* [Exercise instructions]
Reproduce the entire listing word for word.

* [Dataset content]
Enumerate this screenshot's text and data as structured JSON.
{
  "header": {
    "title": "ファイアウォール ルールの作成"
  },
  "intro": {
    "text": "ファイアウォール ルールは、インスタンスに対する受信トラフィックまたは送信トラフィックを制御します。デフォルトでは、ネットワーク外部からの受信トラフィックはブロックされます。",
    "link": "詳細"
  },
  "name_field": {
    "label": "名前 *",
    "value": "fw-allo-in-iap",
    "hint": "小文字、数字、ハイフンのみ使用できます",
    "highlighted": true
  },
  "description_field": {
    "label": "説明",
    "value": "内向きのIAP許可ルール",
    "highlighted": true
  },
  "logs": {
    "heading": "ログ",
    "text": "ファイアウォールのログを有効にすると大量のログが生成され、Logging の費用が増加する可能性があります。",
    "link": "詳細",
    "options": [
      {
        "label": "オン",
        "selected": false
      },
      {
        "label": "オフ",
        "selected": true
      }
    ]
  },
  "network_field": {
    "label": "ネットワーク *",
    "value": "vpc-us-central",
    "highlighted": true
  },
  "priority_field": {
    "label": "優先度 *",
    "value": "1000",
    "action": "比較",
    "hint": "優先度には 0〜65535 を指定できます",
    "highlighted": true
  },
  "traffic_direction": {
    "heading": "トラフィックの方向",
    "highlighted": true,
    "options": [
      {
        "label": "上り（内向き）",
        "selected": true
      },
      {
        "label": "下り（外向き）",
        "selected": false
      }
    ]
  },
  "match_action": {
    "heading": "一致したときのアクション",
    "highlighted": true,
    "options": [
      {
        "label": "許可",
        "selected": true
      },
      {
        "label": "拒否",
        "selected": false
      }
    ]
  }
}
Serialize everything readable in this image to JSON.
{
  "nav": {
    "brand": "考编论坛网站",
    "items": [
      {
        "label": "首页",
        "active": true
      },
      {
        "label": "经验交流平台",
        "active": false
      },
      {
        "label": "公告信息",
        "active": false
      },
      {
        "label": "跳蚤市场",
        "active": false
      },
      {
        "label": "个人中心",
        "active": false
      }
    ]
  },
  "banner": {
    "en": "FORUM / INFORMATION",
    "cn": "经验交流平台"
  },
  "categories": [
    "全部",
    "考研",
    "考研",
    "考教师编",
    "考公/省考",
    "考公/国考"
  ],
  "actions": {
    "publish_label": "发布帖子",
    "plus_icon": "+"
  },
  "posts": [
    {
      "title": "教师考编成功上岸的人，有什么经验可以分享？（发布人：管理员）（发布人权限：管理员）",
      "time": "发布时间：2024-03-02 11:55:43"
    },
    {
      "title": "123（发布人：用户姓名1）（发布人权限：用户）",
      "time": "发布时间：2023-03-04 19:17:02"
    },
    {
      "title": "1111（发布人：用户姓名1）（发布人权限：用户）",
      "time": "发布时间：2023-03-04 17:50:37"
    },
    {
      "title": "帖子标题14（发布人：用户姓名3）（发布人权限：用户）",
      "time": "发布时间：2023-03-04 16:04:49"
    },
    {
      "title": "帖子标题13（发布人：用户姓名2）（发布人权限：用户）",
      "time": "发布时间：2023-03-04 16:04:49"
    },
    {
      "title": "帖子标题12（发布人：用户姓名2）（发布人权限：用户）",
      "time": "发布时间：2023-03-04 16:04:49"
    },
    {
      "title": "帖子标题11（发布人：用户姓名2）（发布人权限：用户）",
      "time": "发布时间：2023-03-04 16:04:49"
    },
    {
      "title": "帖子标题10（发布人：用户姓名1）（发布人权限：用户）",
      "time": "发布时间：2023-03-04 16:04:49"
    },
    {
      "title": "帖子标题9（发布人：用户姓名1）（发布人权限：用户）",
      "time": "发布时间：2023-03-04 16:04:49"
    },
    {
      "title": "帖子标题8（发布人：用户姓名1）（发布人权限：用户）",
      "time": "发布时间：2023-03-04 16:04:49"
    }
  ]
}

* [Task result]
Enumerate this screenshot's text and data as structured JSON.
{
  "header": {
    "title": "ファイアウォール ルールの作成"
  },
  "intro": {
    "text": "ファイアウォール ルールは、インスタンスに対する受信トラフィックまたは送信トラフィックを制御します。デフォルトでは、ネットワーク外部からの受信トラフィックはブロックされます。",
    "link": "詳細"
  },
  "name_field": {
    "label": "名前 *",
    "value": "fw-allo-in-iap",
    "hint": "小文字、数字、ハイフンのみ使用できます",
    "highlighted": true
  },
  "description_field": {
    "label": "説明",
    "value": "内向きのIAP許可ルール",
    "highlighted": true
  },
  "logs": {
    "heading": "ログ",
    "text": "ファイアウォールのログを有効にすると大量のログが生成され、Logging の費用が増加する可能性があります。",
    "link": "詳細",
    "options": [
      {
        "label": "オン",
        "selected": false
      },
      {
        "label": "オフ",
        "selected": true
      }
    ]
  },
  "network_field": {
    "label": "ネットワーク *",
    "value": "vpc-us-central",
    "highlighted": true
  },
  "priority_field": {
    "label": "優先度 *",
    "value": "1000",
    "action": "比較",
    "hint": "優先度には 0〜65535 を指定できます",
    "highlighted": true
  },
  "traffic_direction": {
    "heading": "トラフィックの方向",
    "highlighted": true,
    "options": [
      {
        "label": "上り（内向き）",
        "selected": true
      },
      {
        "label": "下り（外向き）",
        "selected": false
      }
    ]
  },
  "match_action": {
    "heading": "一致したときのアクション",
    "highlighted": true,
    "options": [
      {
        "label": "許可",
        "selected": true
      },
      {
        "label": "拒否",
        "selected": false
      }
    ]
  }
}
Serialize everything readable in this image to JSON.
{
  "nav": {
    "brand": "考编论坛网站",
    "items": [
      {
        "label": "首页",
        "active": true
      },
      {
        "label": "经验交流平台",
        "active": false
      },
      {
        "label": "公告信息",
        "active": false
      },
      {
        "label": "跳蚤市场",
        "active": false
      },
      {
        "label": "个人中心",
        "active": false
      }
    ]
  },
  "banner": {
    "en": "FORUM / INFORMATION",
    "cn": "经验交流平台"
  },
  "categories": [
    "全部",
    "考研",
    "考研",
    "考教师编",
    "考公/省考",
    "考公/国考"
  ],
  "actions": {
    "publish_label": "发布帖子",
    "plus_icon": "+"
  },
  "posts": [
    {
      "title": "教师考编成功上岸的人，有什么经验可以分享？（发布人：管理员）（发布人权限：管理员）",
      "time": "发布时间：2024-03-02 11:55:43"
    },
    {
      "title": "123（发布人：用户姓名1）（发布人权限：用户）",
      "time": "发布时间：2023-03-04 19:17:02"
    },
    {
      "title": "1111（发布人：用户姓名1）（发布人权限：用户）",
      "time": "发布时间：2023-03-04 17:50:37"
    },
    {
      "title": "帖子标题14（发布人：用户姓名3）（发布人权限：用户）",
      "time": "发布时间：2023-03-04 16:04:49"
    },
    {
      "title": "帖子标题13（发布人：用户姓名2）（发布人权限：用户）",
      "time": "发布时间：2023-03-04 16:04:49"
    },
    {
      "title": "帖子标题12（发布人：用户姓名2）（发布人权限：用户）",
      "time": "发布时间：2023-03-04 16:04:49"
    },
    {
      "title": "帖子标题11（发布人：用户姓名2）（发布人权限：用户）",
      "time": "发布时间：2023-03-04 16:04:49"
    },
    {
      "title": "帖子标题10（发布人：用户姓名1）（发布人权限：用户）",
      "time": "发布时间：2023-03-04 16:04:49"
    },
    {
      "title": "帖子标题9（发布人：用户姓名1）（发布人权限：用户）",
      "time": "发布时间：2023-03-04 16:04:49"
    },
    {
      "title": "帖子标题8（发布人：用户姓名1）（发布人权限：用户）",
      "time": "发布时间：2023-03-04 16:04:49"
    }
  ]
}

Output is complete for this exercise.